Write out all of the data exactly as it appears.

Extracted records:
-- -- --
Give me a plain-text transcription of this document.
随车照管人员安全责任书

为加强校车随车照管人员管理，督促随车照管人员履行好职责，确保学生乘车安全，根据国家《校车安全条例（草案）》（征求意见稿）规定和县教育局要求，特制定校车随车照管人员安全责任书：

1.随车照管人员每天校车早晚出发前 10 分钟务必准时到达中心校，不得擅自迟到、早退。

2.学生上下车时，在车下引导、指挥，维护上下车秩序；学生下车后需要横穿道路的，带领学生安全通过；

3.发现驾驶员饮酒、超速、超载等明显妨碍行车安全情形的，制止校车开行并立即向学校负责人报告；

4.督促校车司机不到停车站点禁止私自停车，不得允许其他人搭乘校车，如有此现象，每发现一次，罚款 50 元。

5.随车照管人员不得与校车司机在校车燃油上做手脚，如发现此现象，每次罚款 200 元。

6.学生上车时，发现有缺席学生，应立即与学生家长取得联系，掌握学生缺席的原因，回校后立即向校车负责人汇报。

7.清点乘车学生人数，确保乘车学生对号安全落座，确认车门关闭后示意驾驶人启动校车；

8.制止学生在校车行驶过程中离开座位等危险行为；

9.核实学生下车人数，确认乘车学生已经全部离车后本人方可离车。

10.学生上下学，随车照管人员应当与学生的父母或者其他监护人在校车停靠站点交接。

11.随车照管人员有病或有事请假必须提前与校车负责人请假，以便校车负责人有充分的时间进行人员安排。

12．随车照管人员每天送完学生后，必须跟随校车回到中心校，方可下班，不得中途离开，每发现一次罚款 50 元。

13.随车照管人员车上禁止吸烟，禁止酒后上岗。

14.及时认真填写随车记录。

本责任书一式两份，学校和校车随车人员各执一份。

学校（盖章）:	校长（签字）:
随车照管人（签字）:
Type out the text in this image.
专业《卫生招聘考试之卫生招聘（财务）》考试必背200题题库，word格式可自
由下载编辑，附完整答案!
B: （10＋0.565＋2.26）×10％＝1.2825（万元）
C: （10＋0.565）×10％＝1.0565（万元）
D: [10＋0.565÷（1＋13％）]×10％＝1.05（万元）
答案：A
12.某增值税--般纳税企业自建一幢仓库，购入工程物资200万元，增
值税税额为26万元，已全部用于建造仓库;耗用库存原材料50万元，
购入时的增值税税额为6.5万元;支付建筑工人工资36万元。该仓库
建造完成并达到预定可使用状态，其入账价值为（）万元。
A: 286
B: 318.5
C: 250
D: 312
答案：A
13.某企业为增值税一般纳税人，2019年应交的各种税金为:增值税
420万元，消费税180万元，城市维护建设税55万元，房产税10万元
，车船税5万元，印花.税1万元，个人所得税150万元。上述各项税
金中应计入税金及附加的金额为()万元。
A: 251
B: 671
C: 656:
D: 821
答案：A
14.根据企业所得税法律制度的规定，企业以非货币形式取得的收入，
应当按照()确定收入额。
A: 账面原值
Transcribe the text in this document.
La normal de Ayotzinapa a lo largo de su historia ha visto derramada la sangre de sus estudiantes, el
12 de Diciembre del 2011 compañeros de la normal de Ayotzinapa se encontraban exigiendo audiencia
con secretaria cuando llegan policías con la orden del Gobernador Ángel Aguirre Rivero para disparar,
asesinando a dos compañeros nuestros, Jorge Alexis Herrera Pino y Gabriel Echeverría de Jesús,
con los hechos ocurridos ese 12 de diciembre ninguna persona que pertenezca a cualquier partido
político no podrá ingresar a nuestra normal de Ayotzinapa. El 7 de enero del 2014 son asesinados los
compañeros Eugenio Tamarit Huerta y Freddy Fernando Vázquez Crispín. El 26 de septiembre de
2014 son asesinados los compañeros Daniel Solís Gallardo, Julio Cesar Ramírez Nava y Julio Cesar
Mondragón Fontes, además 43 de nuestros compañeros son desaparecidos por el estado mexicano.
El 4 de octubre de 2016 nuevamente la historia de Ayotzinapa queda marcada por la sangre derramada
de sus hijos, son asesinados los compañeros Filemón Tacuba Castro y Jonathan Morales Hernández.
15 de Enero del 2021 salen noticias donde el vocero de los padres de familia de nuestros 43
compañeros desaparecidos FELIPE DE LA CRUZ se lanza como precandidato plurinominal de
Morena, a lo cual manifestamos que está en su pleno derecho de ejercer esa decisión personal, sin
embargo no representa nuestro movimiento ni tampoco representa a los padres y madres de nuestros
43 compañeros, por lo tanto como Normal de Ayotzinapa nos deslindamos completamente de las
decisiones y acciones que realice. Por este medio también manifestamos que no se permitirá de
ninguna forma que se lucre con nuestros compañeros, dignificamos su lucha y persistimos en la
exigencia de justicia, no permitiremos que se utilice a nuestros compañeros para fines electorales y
-- -- --
CORRECT OUTPUT:
Give me a plain-text transcription of this document.
随车照管人员安全责任书

为加强校车随车照管人员管理，督促随车照管人员履行好职责，确保学生乘车安全，根据国家《校车安全条例（草案）》（征求意见稿）规定和县教育局要求，特制定校车随车照管人员安全责任书：

1.随车照管人员每天校车早晚出发前 10 分钟务必准时到达中心校，不得擅自迟到、早退。

2.学生上下车时，在车下引导、指挥，维护上下车秩序；学生下车后需要横穿道路的，带领学生安全通过；

3.发现驾驶员饮酒、超速、超载等明显妨碍行车安全情形的，制止校车开行并立即向学校负责人报告；

4.督促校车司机不到停车站点禁止私自停车，不得允许其他人搭乘校车，如有此现象，每发现一次，罚款 50 元。

5.随车照管人员不得与校车司机在校车燃油上做手脚，如发现此现象，每次罚款 200 元。

6.学生上车时，发现有缺席学生，应立即与学生家长取得联系，掌握学生缺席的原因，回校后立即向校车负责人汇报。

7.清点乘车学生人数，确保乘车学生对号安全落座，确认车门关闭后示意驾驶人启动校车；

8.制止学生在校车行驶过程中离开座位等危险行为；

9.核实学生下车人数，确认乘车学生已经全部离车后本人方可离车。

10.学生上下学，随车照管人员应当与学生的父母或者其他监护人在校车停靠站点交接。

11.随车照管人员有病或有事请假必须提前与校车负责人请假，以便校车负责人有充分的时间进行人员安排。

12．随车照管人员每天送完学生后，必须跟随校车回到中心校，方可下班，不得中途离开，每发现一次罚款 50 元。

13.随车照管人员车上禁止吸烟，禁止酒后上岗。

14.及时认真填写随车记录。

本责任书一式两份，学校和校车随车人员各执一份。

学校（盖章）:	校长（签字）:
随车照管人（签字）:
Type out the text in this image.
专业《卫生招聘考试之卫生招聘（财务）》考试必背200题题库，word格式可自
由下载编辑，附完整答案!
B: （10＋0.565＋2.26）×10％＝1.2825（万元）
C: （10＋0.565）×10％＝1.0565（万元）
D: [10＋0.565÷（1＋13％）]×10％＝1.05（万元）
答案：A
12.某增值税--般纳税企业自建一幢仓库，购入工程物资200万元，增
值税税额为26万元，已全部用于建造仓库;耗用库存原材料50万元，
购入时的增值税税额为6.5万元;支付建筑工人工资36万元。该仓库
建造完成并达到预定可使用状态，其入账价值为（）万元。
A: 286
B: 318.5
C: 250
D: 312
答案：A
13.某企业为增值税一般纳税人，2019年应交的各种税金为:增值税
420万元，消费税180万元，城市维护建设税55万元，房产税10万元
，车船税5万元，印花.税1万元，个人所得税150万元。上述各项税
金中应计入税金及附加的金额为()万元。
A: 251
B: 671
C: 656:
D: 821
答案：A
14.根据企业所得税法律制度的规定，企业以非货币形式取得的收入，
应当按照()确定收入额。
A: 账面原值
Transcribe the text in this document.
La normal de Ayotzinapa a lo largo de su historia ha visto derramada la sangre de sus estudiantes, el
12 de Diciembre del 2011 compañeros de la normal de Ayotzinapa se encontraban exigiendo audiencia
con secretaria cuando llegan policías con la orden del Gobernador Ángel Aguirre Rivero para disparar,
asesinando a dos compañeros nuestros, Jorge Alexis Herrera Pino y Gabriel Echeverría de Jesús,
con los hechos ocurridos ese 12 de diciembre ninguna persona que pertenezca a cualquier partido
político no podrá ingresar a nuestra normal de Ayotzinapa. El 7 de enero del 2014 son asesinados los
compañeros Eugenio Tamarit Huerta y Freddy Fernando Vázquez Crispín. El 26 de septiembre de
2014 son asesinados los compañeros Daniel Solís Gallardo, Julio Cesar Ramírez Nava y Julio Cesar
Mondragón Fontes, además 43 de nuestros compañeros son desaparecidos por el estado mexicano.
El 4 de octubre de 2016 nuevamente la historia de Ayotzinapa queda marcada por la sangre derramada
de sus hijos, son asesinados los compañeros Filemón Tacuba Castro y Jonathan Morales Hernández.
15 de Enero del 2021 salen noticias donde el vocero de los padres de familia de nuestros 43
compañeros desaparecidos FELIPE DE LA CRUZ se lanza como precandidato plurinominal de
Morena, a lo cual manifestamos que está en su pleno derecho de ejercer esa decisión personal, sin
embargo no representa nuestro movimiento ni tampoco representa a los padres y madres de nuestros
43 compañeros, por lo tanto como Normal de Ayotzinapa nos deslindamos completamente de las
decisiones y acciones que realice. Por este medio también manifestamos que no se permitirá de
ninguna forma que se lucre con nuestros compañeros, dignificamos su lucha y persistimos en la
exigencia de justicia, no permitiremos que se utilice a nuestros compañeros para fines electorales y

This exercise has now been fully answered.